### Stated task
Below are some records; return each one exactly.

——————————

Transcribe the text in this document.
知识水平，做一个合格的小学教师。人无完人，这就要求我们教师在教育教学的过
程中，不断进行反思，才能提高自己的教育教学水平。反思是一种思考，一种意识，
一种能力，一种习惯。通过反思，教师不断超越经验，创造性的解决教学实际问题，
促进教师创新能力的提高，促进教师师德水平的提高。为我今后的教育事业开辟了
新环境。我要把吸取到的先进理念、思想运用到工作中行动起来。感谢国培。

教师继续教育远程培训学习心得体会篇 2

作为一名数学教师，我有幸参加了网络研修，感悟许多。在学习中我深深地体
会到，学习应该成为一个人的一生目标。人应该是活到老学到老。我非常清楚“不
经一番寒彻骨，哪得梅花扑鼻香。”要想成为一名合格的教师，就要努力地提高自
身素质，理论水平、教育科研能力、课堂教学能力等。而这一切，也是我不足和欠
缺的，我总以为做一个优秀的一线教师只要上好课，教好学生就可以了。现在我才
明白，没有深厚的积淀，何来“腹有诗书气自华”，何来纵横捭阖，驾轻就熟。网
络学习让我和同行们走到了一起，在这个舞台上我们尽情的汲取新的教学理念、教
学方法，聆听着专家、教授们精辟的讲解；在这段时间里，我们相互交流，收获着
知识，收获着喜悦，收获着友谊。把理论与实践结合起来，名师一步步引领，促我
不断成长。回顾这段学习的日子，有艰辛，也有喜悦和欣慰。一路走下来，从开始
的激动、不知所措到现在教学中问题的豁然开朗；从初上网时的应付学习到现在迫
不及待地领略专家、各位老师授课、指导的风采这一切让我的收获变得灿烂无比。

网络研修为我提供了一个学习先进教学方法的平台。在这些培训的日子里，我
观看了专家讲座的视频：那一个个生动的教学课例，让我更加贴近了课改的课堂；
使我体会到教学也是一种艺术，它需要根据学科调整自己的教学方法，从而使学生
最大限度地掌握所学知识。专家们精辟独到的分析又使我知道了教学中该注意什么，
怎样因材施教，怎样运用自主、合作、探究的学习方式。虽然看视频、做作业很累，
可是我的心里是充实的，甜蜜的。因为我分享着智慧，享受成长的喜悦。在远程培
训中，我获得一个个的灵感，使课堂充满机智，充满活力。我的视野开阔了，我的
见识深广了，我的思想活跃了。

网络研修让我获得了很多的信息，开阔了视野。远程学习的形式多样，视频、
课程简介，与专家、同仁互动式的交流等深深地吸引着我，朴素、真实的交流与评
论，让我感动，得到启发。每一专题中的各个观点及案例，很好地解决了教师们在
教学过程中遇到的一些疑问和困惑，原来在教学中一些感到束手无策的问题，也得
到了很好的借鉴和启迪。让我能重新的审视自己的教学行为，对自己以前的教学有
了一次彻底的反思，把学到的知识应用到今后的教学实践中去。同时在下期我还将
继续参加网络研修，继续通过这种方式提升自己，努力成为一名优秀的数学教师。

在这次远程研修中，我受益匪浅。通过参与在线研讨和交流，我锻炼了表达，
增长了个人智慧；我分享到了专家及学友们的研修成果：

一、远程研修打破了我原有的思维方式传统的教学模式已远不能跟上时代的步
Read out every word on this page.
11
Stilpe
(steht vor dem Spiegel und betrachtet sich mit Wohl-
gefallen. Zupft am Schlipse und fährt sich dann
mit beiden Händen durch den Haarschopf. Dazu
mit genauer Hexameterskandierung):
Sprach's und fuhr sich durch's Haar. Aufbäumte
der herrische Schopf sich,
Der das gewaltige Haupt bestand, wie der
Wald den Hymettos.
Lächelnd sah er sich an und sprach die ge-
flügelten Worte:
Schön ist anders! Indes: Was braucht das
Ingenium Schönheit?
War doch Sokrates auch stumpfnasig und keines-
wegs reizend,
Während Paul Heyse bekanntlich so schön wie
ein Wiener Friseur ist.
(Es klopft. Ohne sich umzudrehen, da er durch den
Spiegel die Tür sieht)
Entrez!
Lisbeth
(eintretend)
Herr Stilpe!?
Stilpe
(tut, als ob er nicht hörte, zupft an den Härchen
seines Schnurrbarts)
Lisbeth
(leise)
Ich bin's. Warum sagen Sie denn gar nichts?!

——————————

### Solution to this exercise
Transcribe the text in this document.
知识水平，做一个合格的小学教师。人无完人，这就要求我们教师在教育教学的过
程中，不断进行反思，才能提高自己的教育教学水平。反思是一种思考，一种意识，
一种能力，一种习惯。通过反思，教师不断超越经验，创造性的解决教学实际问题，
促进教师创新能力的提高，促进教师师德水平的提高。为我今后的教育事业开辟了
新环境。我要把吸取到的先进理念、思想运用到工作中行动起来。感谢国培。

教师继续教育远程培训学习心得体会篇 2

作为一名数学教师，我有幸参加了网络研修，感悟许多。在学习中我深深地体
会到，学习应该成为一个人的一生目标。人应该是活到老学到老。我非常清楚“不
经一番寒彻骨，哪得梅花扑鼻香。”要想成为一名合格的教师，就要努力地提高自
身素质，理论水平、教育科研能力、课堂教学能力等。而这一切，也是我不足和欠
缺的，我总以为做一个优秀的一线教师只要上好课，教好学生就可以了。现在我才
明白，没有深厚的积淀，何来“腹有诗书气自华”，何来纵横捭阖，驾轻就熟。网
络学习让我和同行们走到了一起，在这个舞台上我们尽情的汲取新的教学理念、教
学方法，聆听着专家、教授们精辟的讲解；在这段时间里，我们相互交流，收获着
知识，收获着喜悦，收获着友谊。把理论与实践结合起来，名师一步步引领，促我
不断成长。回顾这段学习的日子，有艰辛，也有喜悦和欣慰。一路走下来，从开始
的激动、不知所措到现在教学中问题的豁然开朗；从初上网时的应付学习到现在迫
不及待地领略专家、各位老师授课、指导的风采这一切让我的收获变得灿烂无比。

网络研修为我提供了一个学习先进教学方法的平台。在这些培训的日子里，我
观看了专家讲座的视频：那一个个生动的教学课例，让我更加贴近了课改的课堂；
使我体会到教学也是一种艺术，它需要根据学科调整自己的教学方法，从而使学生
最大限度地掌握所学知识。专家们精辟独到的分析又使我知道了教学中该注意什么，
怎样因材施教，怎样运用自主、合作、探究的学习方式。虽然看视频、做作业很累，
可是我的心里是充实的，甜蜜的。因为我分享着智慧，享受成长的喜悦。在远程培
训中，我获得一个个的灵感，使课堂充满机智，充满活力。我的视野开阔了，我的
见识深广了，我的思想活跃了。

网络研修让我获得了很多的信息，开阔了视野。远程学习的形式多样，视频、
课程简介，与专家、同仁互动式的交流等深深地吸引着我，朴素、真实的交流与评
论，让我感动，得到启发。每一专题中的各个观点及案例，很好地解决了教师们在
教学过程中遇到的一些疑问和困惑，原来在教学中一些感到束手无策的问题，也得
到了很好的借鉴和启迪。让我能重新的审视自己的教学行为，对自己以前的教学有
了一次彻底的反思，把学到的知识应用到今后的教学实践中去。同时在下期我还将
继续参加网络研修，继续通过这种方式提升自己，努力成为一名优秀的数学教师。

在这次远程研修中，我受益匪浅。通过参与在线研讨和交流，我锻炼了表达，
增长了个人智慧；我分享到了专家及学友们的研修成果：

一、远程研修打破了我原有的思维方式传统的教学模式已远不能跟上时代的步
Read out every word on this page.
11
Stilpe
(steht vor dem Spiegel und betrachtet sich mit Wohl-
gefallen. Zupft am Schlipse und fährt sich dann
mit beiden Händen durch den Haarschopf. Dazu
mit genauer Hexameterskandierung):
Sprach's und fuhr sich durch's Haar. Aufbäumte
der herrische Schopf sich,
Der das gewaltige Haupt bestand, wie der
Wald den Hymettos.
Lächelnd sah er sich an und sprach die ge-
flügelten Worte:
Schön ist anders! Indes: Was braucht das
Ingenium Schönheit?
War doch Sokrates auch stumpfnasig und keines-
wegs reizend,
Während Paul Heyse bekanntlich so schön wie
ein Wiener Friseur ist.
(Es klopft. Ohne sich umzudrehen, da er durch den
Spiegel die Tür sieht)
Entrez!
Lisbeth
(eintretend)
Herr Stilpe!?
Stilpe
(tut, als ob er nicht hörte, zupft an den Härchen
seines Schnurrbarts)
Lisbeth
(leise)
Ich bin's. Warum sagen Sie denn gar nichts?!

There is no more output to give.